### INSTRUCTION
Extract each record and reproduce it exactly.
•••••
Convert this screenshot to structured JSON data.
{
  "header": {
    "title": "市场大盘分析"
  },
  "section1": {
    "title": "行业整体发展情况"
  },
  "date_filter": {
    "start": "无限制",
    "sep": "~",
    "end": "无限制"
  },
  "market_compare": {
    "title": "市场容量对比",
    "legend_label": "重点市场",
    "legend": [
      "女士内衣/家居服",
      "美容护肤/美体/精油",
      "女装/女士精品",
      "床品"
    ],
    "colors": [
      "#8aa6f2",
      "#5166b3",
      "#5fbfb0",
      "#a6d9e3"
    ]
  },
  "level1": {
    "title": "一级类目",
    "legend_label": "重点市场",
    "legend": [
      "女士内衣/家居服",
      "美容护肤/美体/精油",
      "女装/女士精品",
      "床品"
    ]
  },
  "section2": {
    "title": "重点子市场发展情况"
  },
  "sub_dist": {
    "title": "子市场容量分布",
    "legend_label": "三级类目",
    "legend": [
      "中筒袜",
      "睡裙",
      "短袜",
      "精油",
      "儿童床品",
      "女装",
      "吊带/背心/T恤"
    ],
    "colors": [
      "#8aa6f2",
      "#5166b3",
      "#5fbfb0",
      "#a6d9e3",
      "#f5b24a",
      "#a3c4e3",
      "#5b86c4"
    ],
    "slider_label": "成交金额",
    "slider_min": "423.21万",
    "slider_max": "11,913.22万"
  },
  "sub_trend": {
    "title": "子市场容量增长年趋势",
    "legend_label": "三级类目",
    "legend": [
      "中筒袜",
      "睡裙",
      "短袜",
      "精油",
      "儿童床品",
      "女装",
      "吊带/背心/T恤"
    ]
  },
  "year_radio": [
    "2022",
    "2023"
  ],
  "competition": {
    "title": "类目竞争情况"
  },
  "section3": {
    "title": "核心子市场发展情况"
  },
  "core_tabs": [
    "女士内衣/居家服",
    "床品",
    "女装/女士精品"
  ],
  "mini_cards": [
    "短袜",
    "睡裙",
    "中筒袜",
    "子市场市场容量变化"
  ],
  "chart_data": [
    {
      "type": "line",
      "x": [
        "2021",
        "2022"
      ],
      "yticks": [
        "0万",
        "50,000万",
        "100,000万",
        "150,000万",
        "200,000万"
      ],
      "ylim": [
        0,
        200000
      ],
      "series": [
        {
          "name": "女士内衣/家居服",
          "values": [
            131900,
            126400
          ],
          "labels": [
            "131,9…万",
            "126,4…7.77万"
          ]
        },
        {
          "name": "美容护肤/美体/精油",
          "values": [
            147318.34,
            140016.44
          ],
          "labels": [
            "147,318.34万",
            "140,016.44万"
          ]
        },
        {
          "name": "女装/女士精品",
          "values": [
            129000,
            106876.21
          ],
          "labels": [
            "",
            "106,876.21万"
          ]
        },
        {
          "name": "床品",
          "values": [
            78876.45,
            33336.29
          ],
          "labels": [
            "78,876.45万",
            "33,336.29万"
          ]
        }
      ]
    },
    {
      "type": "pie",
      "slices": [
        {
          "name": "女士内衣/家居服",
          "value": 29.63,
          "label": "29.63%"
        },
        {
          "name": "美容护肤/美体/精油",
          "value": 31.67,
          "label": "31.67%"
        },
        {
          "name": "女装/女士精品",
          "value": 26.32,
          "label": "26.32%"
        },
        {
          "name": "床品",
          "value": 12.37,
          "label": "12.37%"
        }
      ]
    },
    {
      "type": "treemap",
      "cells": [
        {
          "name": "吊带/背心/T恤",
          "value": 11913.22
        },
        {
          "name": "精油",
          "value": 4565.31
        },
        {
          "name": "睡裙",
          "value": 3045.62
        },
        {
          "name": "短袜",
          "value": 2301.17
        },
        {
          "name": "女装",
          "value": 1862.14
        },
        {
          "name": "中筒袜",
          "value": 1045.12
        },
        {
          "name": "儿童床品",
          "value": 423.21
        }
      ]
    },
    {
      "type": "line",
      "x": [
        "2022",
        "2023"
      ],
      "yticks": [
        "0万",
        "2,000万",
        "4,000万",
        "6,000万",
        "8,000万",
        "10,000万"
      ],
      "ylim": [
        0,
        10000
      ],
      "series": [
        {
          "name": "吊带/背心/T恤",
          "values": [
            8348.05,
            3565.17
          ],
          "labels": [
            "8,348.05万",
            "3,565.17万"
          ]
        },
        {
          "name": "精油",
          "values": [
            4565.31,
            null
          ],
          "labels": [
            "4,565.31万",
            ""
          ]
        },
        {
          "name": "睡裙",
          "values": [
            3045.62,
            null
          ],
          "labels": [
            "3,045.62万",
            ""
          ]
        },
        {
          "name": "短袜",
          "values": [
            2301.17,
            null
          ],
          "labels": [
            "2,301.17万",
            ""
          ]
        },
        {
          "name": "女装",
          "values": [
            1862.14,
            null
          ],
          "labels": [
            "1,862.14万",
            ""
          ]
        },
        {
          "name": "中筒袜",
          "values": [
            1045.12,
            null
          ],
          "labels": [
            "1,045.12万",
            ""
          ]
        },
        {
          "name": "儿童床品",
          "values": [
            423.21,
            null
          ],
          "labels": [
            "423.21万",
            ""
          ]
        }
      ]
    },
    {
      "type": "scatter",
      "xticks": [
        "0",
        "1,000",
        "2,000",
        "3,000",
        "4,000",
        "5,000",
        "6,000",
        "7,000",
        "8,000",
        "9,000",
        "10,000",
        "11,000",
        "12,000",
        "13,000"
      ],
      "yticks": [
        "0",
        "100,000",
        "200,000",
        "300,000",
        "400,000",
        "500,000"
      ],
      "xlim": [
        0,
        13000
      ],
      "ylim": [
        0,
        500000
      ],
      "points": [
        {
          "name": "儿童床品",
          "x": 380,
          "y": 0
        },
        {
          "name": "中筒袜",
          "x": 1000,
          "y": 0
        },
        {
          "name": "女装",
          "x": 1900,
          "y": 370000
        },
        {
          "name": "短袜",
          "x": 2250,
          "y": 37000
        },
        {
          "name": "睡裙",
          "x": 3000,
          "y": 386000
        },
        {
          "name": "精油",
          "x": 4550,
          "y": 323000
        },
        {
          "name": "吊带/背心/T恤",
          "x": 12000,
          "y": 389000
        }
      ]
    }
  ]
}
•••••
### OUTPUT OF THE EXERCISE
Convert this screenshot to structured JSON data.
{
  "header": {
    "title": "市场大盘分析"
  },
  "section1": {
    "title": "行业整体发展情况"
  },
  "date_filter": {
    "start": "无限制",
    "sep": "~",
    "end": "无限制"
  },
  "market_compare": {
    "title": "市场容量对比",
    "legend_label": "重点市场",
    "legend": [
      "女士内衣/家居服",
      "美容护肤/美体/精油",
      "女装/女士精品",
      "床品"
    ],
    "colors": [
      "#8aa6f2",
      "#5166b3",
      "#5fbfb0",
      "#a6d9e3"
    ]
  },
  "level1": {
    "title": "一级类目",
    "legend_label": "重点市场",
    "legend": [
      "女士内衣/家居服",
      "美容护肤/美体/精油",
      "女装/女士精品",
      "床品"
    ]
  },
  "section2": {
    "title": "重点子市场发展情况"
  },
  "sub_dist": {
    "title": "子市场容量分布",
    "legend_label": "三级类目",
    "legend": [
      "中筒袜",
      "睡裙",
      "短袜",
      "精油",
      "儿童床品",
      "女装",
      "吊带/背心/T恤"
    ],
    "colors": [
      "#8aa6f2",
      "#5166b3",
      "#5fbfb0",
      "#a6d9e3",
      "#f5b24a",
      "#a3c4e3",
      "#5b86c4"
    ],
    "slider_label": "成交金额",
    "slider_min": "423.21万",
    "slider_max": "11,913.22万"
  },
  "sub_trend": {
    "title": "子市场容量增长年趋势",
    "legend_label": "三级类目",
    "legend": [
      "中筒袜",
      "睡裙",
      "短袜",
      "精油",
      "儿童床品",
      "女装",
      "吊带/背心/T恤"
    ]
  },
  "year_radio": [
    "2022",
    "2023"
  ],
  "competition": {
    "title": "类目竞争情况"
  },
  "section3": {
    "title": "核心子市场发展情况"
  },
  "core_tabs": [
    "女士内衣/居家服",
    "床品",
    "女装/女士精品"
  ],
  "mini_cards": [
    "短袜",
    "睡裙",
    "中筒袜",
    "子市场市场容量变化"
  ],
  "chart_data": [
    {
      "type": "line",
      "x": [
        "2021",
        "2022"
      ],
      "yticks": [
        "0万",
        "50,000万",
        "100,000万",
        "150,000万",
        "200,000万"
      ],
      "ylim": [
        0,
        200000
      ],
      "series": [
        {
          "name": "女士内衣/家居服",
          "values": [
            131900,
            126400
          ],
          "labels": [
            "131,9…万",
            "126,4…7.77万"
          ]
        },
        {
          "name": "美容护肤/美体/精油",
          "values": [
            147318.34,
            140016.44
          ],
          "labels": [
            "147,318.34万",
            "140,016.44万"
          ]
        },
        {
          "name": "女装/女士精品",
          "values": [
            129000,
            106876.21
          ],
          "labels": [
            "",
            "106,876.21万"
          ]
        },
        {
          "name": "床品",
          "values": [
            78876.45,
            33336.29
          ],
          "labels": [
            "78,876.45万",
            "33,336.29万"
          ]
        }
      ]
    },
    {
      "type": "pie",
      "slices": [
        {
          "name": "女士内衣/家居服",
          "value": 29.63,
          "label": "29.63%"
        },
        {
          "name": "美容护肤/美体/精油",
          "value": 31.67,
          "label": "31.67%"
        },
        {
          "name": "女装/女士精品",
          "value": 26.32,
          "label": "26.32%"
        },
        {
          "name": "床品",
          "value": 12.37,
          "label": "12.37%"
        }
      ]
    },
    {
      "type": "treemap",
      "cells": [
        {
          "name": "吊带/背心/T恤",
          "value": 11913.22
        },
        {
          "name": "精油",
          "value": 4565.31
        },
        {
          "name": "睡裙",
          "value": 3045.62
        },
        {
          "name": "短袜",
          "value": 2301.17
        },
        {
          "name": "女装",
          "value": 1862.14
        },
        {
          "name": "中筒袜",
          "value": 1045.12
        },
        {
          "name": "儿童床品",
          "value": 423.21
        }
      ]
    },
    {
      "type": "line",
      "x": [
        "2022",
        "2023"
      ],
      "yticks": [
        "0万",
        "2,000万",
        "4,000万",
        "6,000万",
        "8,000万",
        "10,000万"
      ],
      "ylim": [
        0,
        10000
      ],
      "series": [
        {
          "name": "吊带/背心/T恤",
          "values": [
            8348.05,
            3565.17
          ],
          "labels": [
            "8,348.05万",
            "3,565.17万"
          ]
        },
        {
          "name": "精油",
          "values": [
            4565.31,
            null
          ],
          "labels": [
            "4,565.31万",
            ""
          ]
        },
        {
          "name": "睡裙",
          "values": [
            3045.62,
            null
          ],
          "labels": [
            "3,045.62万",
            ""
          ]
        },
        {
          "name": "短袜",
          "values": [
            2301.17,
            null
          ],
          "labels": [
            "2,301.17万",
            ""
          ]
        },
        {
          "name": "女装",
          "values": [
            1862.14,
            null
          ],
          "labels": [
            "1,862.14万",
            ""
          ]
        },
        {
          "name": "中筒袜",
          "values": [
            1045.12,
            null
          ],
          "labels": [
            "1,045.12万",
            ""
          ]
        },
        {
          "name": "儿童床品",
          "values": [
            423.21,
            null
          ],
          "labels": [
            "423.21万",
            ""
          ]
        }
      ]
    },
    {
      "type": "scatter",
      "xticks": [
        "0",
        "1,000",
        "2,000",
        "3,000",
        "4,000",
        "5,000",
        "6,000",
        "7,000",
        "8,000",
        "9,000",
        "10,000",
        "11,000",
        "12,000",
        "13,000"
      ],
      "yticks": [
        "0",
        "100,000",
        "200,000",
        "300,000",
        "400,000",
        "500,000"
      ],
      "xlim": [
        0,
        13000
      ],
      "ylim": [
        0,
        500000
      ],
      "points": [
        {
          "name": "儿童床品",
          "x": 380,
          "y": 0
        },
        {
          "name": "中筒袜",
          "x": 1000,
          "y": 0
        },
        {
          "name": "女装",
          "x": 1900,
          "y": 370000
        },
        {
          "name": "短袜",
          "x": 2250,
          "y": 37000
        },
        {
          "name": "睡裙",
          "x": 3000,
          "y": 386000
        },
        {
          "name": "精油",
          "x": 4550,
          "y": 323000
        },
        {
          "name": "吊带/背心/T恤",
          "x": 12000,
          "y": 389000
        }
      ]
    }
  ]
}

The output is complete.